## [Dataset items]
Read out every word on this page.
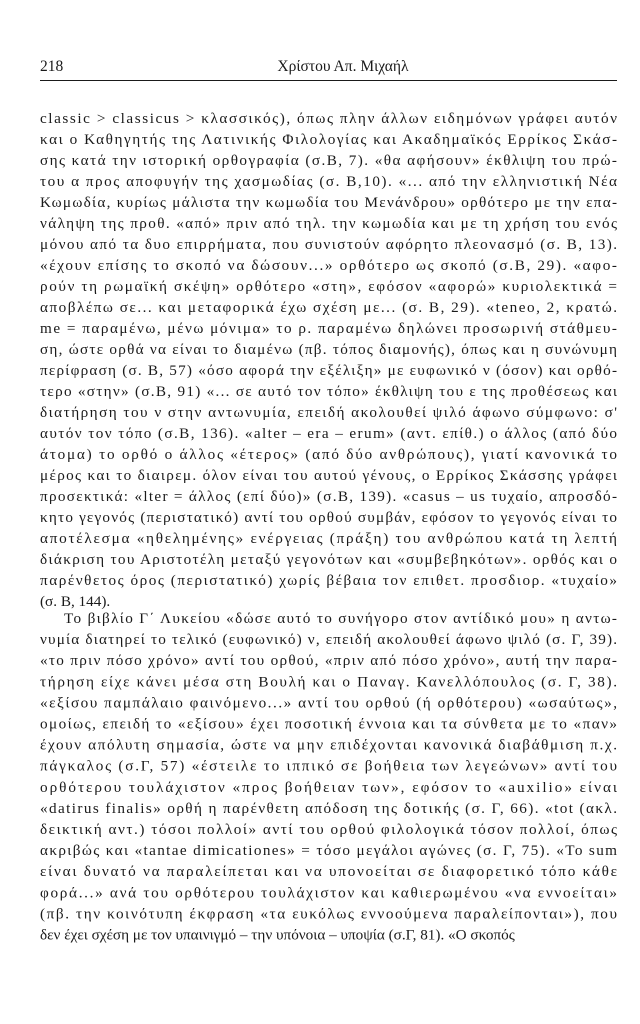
218	Χρίστου Απ. Μιχαήλ
classic > classicus > κλασσικός), όπως πλην άλλων ειδημόνων γράφει αυτόν
και ο Καθηγητής της Λατινικής Φιλολογίας και Ακαδημαϊκός Ερρίκος Σκάσ-
σης κατά την ιστορική ορθογραφία (σ.Β, 7). «θα αφήσουν» έκθλιψη του πρώ-
του α προς αποφυγήν της χασμωδίας (σ. Β,10). «... από την ελληνιστική Νέα
Κωμωδία, κυρίως μάλιστα την κωμωδία του Μενάνδρου» ορθότερο με την επα-
νάληψη της προθ. «από» πριν από τηλ. την κωμωδία και με τη χρήση του ενός
μόνου από τα δυο επιρρήματα, που συνιστούν αφόρητο πλεονασμό (σ. Β, 13).
«έχουν επίσης το σκοπό να δώσουν...» ορθότερο ως σκοπό (σ.Β, 29). «αφο-
ρούν τη ρωμαϊκή σκέψη» ορθότερο «στη», εφόσον «αφορώ» κυριολεκτικά =
αποβλέπω σε... και μεταφορικά έχω σχέση με... (σ. Β, 29). «teneo, 2, κρατώ.
me = παραμένω, μένω μόνιμα» το ρ. παραμένω δηλώνει προσωρινή στάθμευ-
ση, ώστε ορθά να είναι το διαμένω (πβ. τόπος διαμονής), όπως και η συνώνυμη
περίφραση (σ. Β, 57) «όσο αφορά την εξέλιξη» με ευφωνικό ν (όσον) και ορθό-
τερο «στην» (σ.Β, 91) «... σε αυτό τον τόπο» έκθλιψη του ε της προθέσεως και
διατήρηση του ν στην αντωνυμία, επειδή ακολουθεί ψιλό άφωνο σύμφωνο: σ'
αυτόν τον τόπο (σ.Β, 136). «alter – era – erum» (αντ. επίθ.) ο άλλος (από δύο
άτομα) το ορθό ο άλλος «έτερος» (από δύο ανθρώπους), γιατί κανονικά το
μέρος και το διαιρεμ. όλον είναι του αυτού γένους, ο Ερρίκος Σκάσσης γράφει
προσεκτικά: «lter = άλλος (επί δύο)» (σ.Β, 139). «casus – us τυχαίο, απροσδό-
κητο γεγονός (περιστατικό) αντί του ορθού συμβάν, εφόσον το γεγονός είναι το
αποτέλεσμα «ηθελημένης» ενέργειας (πράξη) του ανθρώπου κατά τη λεπτή
διάκριση του Αριστοτέλη μεταξύ γεγονότων και «συμβεβηκότων». ορθός και ο
παρένθετος όρος (περιστατικό) χωρίς βέβαια τον επιθετ. προσδιορ. «τυχαίο»
(σ. Β, 144).
Το βιβλίο Γ΄ Λυκείου «δώσε αυτό το συνήγορο στον αντίδικό μου» η αντω-
νυμία διατηρεί το τελικό (ευφωνικό) ν, επειδή ακολουθεί άφωνο ψιλό (σ. Γ, 39).
«το πριν πόσο χρόνο» αντί του ορθού, «πριν από πόσο χρόνο», αυτή την παρα-
τήρηση είχε κάνει μέσα στη Βουλή και ο Παναγ. Κανελλόπουλος (σ. Γ, 38).
«εξίσου παμπάλαιο φαινόμενο...» αντί του ορθού (ή ορθότερου) «ωσαύτως»,
ομοίως, επειδή το «εξίσου» έχει ποσοτική έννοια και τα σύνθετα με το «παν»
έχουν απόλυτη σημασία, ώστε να μην επιδέχονται κανονικά διαβάθμιση π.χ.
πάγκαλος (σ.Γ, 57) «έστειλε το ιππικό σε βοήθεια των λεγεώνων» αντί του
ορθότερου τουλάχιστον «προς βοήθειαν των», εφόσον το «auxilio» είναι
«datirus finalis» ορθή η παρένθετη απόδοση της δοτικής (σ. Γ, 66). «tot (ακλ.
δεικτική αντ.) τόσοι πολλοί» αντί του ορθού φιλολογικά τόσον πολλοί, όπως
ακριβώς και «tantae dimicationes» = τόσο μεγάλοι αγώνες (σ. Γ, 75). «Το sum
είναι δυνατό να παραλείπεται και να υπονοείται σε διαφορετικό τόπο κάθε
φορά...» ανά του ορθότερου τουλάχιστον και καθιερωμένου «να εννοείται»
(πβ. την κοινότυπη έκφραση «τα ευκόλως εννοούμενα παραλείπονται»), που
δεν έχει σχέση με τον υπαινιγμό – την υπόνοια – υποψία (σ.Γ, 81). «Ο σκοπός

## [GOAL]
Using the records above, select and copy every line that has the word "ορθού".

## [EXERCISE OUTPUT]
κητο γεγονός (περιστατικό) αντί του ορθού συμβάν, εφόσον το γεγονός είναι το
«το πριν πόσο χρόνο» αντί του ορθού, «πριν από πόσο χρόνο», αυτή την παρα-
«εξίσου παμπάλαιο φαινόμενο...» αντί του ορθού (ή ορθότερου) «ωσαύτως»,
δεικτική αντ.) τόσοι πολλοί» αντί του ορθού φιλολογικά τόσον πολλοί, όπως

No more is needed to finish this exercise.